Problem details -
Print the data exactly, leaving nothing out.

Stored records -
——
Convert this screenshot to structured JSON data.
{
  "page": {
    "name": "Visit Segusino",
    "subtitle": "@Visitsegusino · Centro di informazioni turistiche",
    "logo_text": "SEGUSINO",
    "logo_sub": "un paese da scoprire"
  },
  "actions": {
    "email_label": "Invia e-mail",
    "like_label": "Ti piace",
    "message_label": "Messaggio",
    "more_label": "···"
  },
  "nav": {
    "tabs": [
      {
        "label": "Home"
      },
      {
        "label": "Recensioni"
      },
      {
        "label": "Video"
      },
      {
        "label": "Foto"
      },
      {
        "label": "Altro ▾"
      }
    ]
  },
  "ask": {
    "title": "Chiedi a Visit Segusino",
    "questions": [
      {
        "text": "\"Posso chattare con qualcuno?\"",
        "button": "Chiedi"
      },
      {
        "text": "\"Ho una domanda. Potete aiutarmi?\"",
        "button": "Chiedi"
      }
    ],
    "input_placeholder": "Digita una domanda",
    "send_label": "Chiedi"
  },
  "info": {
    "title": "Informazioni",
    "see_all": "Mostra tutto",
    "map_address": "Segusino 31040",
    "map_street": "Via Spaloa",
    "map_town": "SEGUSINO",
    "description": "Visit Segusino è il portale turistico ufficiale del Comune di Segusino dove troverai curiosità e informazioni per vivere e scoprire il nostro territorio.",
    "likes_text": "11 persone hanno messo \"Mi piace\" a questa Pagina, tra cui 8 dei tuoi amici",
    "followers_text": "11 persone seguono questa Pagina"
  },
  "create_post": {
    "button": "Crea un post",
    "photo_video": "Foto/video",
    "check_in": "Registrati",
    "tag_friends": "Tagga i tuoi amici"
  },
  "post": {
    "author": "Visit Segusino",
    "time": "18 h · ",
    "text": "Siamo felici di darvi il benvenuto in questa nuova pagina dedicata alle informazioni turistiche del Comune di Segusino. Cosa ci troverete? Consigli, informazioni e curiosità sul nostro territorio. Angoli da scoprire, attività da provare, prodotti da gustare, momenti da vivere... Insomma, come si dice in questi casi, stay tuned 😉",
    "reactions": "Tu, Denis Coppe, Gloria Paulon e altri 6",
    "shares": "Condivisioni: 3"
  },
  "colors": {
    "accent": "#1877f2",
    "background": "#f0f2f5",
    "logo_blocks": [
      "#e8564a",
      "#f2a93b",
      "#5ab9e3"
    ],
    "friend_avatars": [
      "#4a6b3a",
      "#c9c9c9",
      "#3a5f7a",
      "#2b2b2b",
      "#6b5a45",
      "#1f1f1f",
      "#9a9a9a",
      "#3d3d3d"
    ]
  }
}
——
Solution -
Convert this screenshot to structured JSON data.
{
  "page": {
    "name": "Visit Segusino",
    "subtitle": "@Visitsegusino · Centro di informazioni turistiche",
    "logo_text": "SEGUSINO",
    "logo_sub": "un paese da scoprire"
  },
  "actions": {
    "email_label": "Invia e-mail",
    "like_label": "Ti piace",
    "message_label": "Messaggio",
    "more_label": "···"
  },
  "nav": {
    "tabs": [
      {
        "label": "Home"
      },
      {
        "label": "Recensioni"
      },
      {
        "label": "Video"
      },
      {
        "label": "Foto"
      },
      {
        "label": "Altro ▾"
      }
    ]
  },
  "ask": {
    "title": "Chiedi a Visit Segusino",
    "questions": [
      {
        "text": "\"Posso chattare con qualcuno?\"",
        "button": "Chiedi"
      },
      {
        "text": "\"Ho una domanda. Potete aiutarmi?\"",
        "button": "Chiedi"
      }
    ],
    "input_placeholder": "Digita una domanda",
    "send_label": "Chiedi"
  },
  "info": {
    "title": "Informazioni",
    "see_all": "Mostra tutto",
    "map_address": "Segusino 31040",
    "map_street": "Via Spaloa",
    "map_town": "SEGUSINO",
    "description": "Visit Segusino è il portale turistico ufficiale del Comune di Segusino dove troverai curiosità e informazioni per vivere e scoprire il nostro territorio.",
    "likes_text": "11 persone hanno messo \"Mi piace\" a questa Pagina, tra cui 8 dei tuoi amici",
    "followers_text": "11 persone seguono questa Pagina"
  },
  "create_post": {
    "button": "Crea un post",
    "photo_video": "Foto/video",
    "check_in": "Registrati",
    "tag_friends": "Tagga i tuoi amici"
  },
  "post": {
    "author": "Visit Segusino",
    "time": "18 h · ",
    "text": "Siamo felici di darvi il benvenuto in questa nuova pagina dedicata alle informazioni turistiche del Comune di Segusino. Cosa ci troverete? Consigli, informazioni e curiosità sul nostro territorio. Angoli da scoprire, attività da provare, prodotti da gustare, momenti da vivere... Insomma, come si dice in questi casi, stay tuned 😉",
    "reactions": "Tu, Denis Coppe, Gloria Paulon e altri 6",
    "shares": "Condivisioni: 3"
  },
  "colors": {
    "accent": "#1877f2",
    "background": "#f0f2f5",
    "logo_blocks": [
      "#e8564a",
      "#f2a93b",
      "#5ab9e3"
    ],
    "friend_avatars": [
      "#4a6b3a",
      "#c9c9c9",
      "#3a5f7a",
      "#2b2b2b",
      "#6b5a45",
      "#1f1f1f",
      "#9a9a9a",
      "#3d3d3d"
    ]
  }
}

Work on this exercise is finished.